## START Supplied records

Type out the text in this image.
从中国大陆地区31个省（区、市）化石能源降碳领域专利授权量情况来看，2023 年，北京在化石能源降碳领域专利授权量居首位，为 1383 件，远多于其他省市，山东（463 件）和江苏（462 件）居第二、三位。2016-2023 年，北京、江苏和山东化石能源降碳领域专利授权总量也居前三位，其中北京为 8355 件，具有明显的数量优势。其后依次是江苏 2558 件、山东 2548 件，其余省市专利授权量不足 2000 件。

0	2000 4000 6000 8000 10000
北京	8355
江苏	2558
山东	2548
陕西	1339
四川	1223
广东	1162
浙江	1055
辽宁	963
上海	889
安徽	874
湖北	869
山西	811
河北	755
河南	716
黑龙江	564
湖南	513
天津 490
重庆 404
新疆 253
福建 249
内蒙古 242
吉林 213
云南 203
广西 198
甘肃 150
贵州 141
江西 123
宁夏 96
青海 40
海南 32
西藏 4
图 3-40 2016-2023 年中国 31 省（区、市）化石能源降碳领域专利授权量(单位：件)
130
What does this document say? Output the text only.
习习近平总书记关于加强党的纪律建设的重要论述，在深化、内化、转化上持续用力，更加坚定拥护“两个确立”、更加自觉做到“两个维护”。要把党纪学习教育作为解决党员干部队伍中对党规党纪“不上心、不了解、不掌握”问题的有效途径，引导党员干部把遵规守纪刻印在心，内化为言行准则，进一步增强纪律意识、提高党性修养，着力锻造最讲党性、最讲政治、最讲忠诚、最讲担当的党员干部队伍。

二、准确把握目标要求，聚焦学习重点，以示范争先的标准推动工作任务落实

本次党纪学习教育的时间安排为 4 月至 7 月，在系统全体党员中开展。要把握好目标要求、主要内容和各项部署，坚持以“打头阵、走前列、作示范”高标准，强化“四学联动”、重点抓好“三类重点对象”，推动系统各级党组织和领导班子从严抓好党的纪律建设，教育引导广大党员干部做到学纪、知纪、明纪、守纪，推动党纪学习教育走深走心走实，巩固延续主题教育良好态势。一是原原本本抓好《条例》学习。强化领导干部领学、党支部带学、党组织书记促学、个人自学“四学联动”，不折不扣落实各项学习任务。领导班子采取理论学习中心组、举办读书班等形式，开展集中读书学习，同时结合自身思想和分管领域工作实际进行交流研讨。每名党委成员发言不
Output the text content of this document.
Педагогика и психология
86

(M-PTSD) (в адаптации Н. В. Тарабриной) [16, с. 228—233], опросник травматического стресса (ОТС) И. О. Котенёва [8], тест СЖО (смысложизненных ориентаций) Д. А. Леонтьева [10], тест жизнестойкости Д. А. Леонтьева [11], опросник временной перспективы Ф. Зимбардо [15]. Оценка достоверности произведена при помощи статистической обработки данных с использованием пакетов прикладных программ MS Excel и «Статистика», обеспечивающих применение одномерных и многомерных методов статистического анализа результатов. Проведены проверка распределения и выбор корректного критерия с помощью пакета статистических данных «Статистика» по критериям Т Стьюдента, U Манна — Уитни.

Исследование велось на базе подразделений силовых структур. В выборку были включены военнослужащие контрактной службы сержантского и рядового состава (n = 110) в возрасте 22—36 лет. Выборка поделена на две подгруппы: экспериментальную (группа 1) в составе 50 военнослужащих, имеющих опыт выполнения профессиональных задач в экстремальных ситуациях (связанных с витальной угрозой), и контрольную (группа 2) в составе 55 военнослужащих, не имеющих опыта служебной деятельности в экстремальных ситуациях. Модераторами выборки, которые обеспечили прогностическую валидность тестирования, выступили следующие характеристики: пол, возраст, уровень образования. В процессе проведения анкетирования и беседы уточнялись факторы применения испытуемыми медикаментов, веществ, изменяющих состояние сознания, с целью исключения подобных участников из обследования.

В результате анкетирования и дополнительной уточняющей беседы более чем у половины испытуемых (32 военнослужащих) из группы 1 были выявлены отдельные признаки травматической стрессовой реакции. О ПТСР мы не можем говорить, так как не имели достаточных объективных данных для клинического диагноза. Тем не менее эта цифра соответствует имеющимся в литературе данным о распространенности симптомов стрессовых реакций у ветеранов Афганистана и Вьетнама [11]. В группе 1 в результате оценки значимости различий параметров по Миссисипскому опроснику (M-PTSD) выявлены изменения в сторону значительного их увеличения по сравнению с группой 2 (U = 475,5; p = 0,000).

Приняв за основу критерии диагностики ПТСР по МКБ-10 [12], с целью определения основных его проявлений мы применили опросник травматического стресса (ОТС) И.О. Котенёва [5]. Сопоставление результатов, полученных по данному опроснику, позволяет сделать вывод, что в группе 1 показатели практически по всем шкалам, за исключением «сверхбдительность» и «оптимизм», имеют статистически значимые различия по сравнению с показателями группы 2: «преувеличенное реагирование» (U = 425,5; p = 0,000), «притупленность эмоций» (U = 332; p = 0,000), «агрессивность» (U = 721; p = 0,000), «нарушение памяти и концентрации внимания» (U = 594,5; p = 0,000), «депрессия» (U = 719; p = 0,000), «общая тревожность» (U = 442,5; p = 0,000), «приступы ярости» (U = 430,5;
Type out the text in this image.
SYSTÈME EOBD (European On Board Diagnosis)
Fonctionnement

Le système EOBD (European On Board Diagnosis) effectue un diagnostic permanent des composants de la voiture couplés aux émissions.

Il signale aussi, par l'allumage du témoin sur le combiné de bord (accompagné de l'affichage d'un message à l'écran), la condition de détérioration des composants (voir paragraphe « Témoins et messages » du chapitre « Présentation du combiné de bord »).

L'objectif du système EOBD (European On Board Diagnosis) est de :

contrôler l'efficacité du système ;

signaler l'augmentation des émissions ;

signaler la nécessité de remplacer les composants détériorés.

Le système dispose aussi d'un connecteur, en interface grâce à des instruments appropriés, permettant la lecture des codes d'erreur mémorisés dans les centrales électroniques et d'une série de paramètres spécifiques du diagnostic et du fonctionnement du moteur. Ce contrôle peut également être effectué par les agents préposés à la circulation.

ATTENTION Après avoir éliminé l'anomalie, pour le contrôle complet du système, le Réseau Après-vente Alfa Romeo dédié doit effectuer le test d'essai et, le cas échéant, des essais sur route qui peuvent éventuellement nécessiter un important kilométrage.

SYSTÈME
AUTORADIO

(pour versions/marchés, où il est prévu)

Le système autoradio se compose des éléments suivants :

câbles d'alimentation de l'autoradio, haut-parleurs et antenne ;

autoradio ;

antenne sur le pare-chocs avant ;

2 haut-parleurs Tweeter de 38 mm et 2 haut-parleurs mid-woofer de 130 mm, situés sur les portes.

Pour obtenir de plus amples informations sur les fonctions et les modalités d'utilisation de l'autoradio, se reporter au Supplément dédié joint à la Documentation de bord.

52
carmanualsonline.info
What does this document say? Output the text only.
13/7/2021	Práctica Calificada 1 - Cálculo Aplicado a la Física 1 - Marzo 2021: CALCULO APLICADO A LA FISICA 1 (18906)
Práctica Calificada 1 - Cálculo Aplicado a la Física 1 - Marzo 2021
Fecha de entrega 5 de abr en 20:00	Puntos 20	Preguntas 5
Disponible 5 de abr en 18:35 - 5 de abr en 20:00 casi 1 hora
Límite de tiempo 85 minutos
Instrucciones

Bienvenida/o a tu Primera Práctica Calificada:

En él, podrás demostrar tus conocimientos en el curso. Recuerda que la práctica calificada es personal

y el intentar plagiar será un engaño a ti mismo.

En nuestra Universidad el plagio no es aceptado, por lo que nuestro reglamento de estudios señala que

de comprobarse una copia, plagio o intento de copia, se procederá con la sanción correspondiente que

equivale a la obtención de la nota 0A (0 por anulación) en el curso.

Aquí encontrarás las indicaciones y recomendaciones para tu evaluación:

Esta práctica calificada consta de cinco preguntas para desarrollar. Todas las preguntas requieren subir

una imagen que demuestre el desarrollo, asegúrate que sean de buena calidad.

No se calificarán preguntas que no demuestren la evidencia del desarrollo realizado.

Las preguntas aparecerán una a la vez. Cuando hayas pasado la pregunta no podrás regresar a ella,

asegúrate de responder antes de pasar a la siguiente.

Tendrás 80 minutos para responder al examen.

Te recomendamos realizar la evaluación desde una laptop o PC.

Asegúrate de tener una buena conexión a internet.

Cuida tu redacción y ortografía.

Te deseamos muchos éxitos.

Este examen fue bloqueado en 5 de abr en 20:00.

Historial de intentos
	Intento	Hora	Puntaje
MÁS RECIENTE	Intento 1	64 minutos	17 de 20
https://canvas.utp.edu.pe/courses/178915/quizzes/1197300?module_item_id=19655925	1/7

## END Supplied records

Task brief: Take every line that includes the string "buena" and copy it.

Full answer:
una imagen que demuestre el desarrollo, asegúrate que sean de buena calidad.
Asegúrate de tener una buena conexión a internet.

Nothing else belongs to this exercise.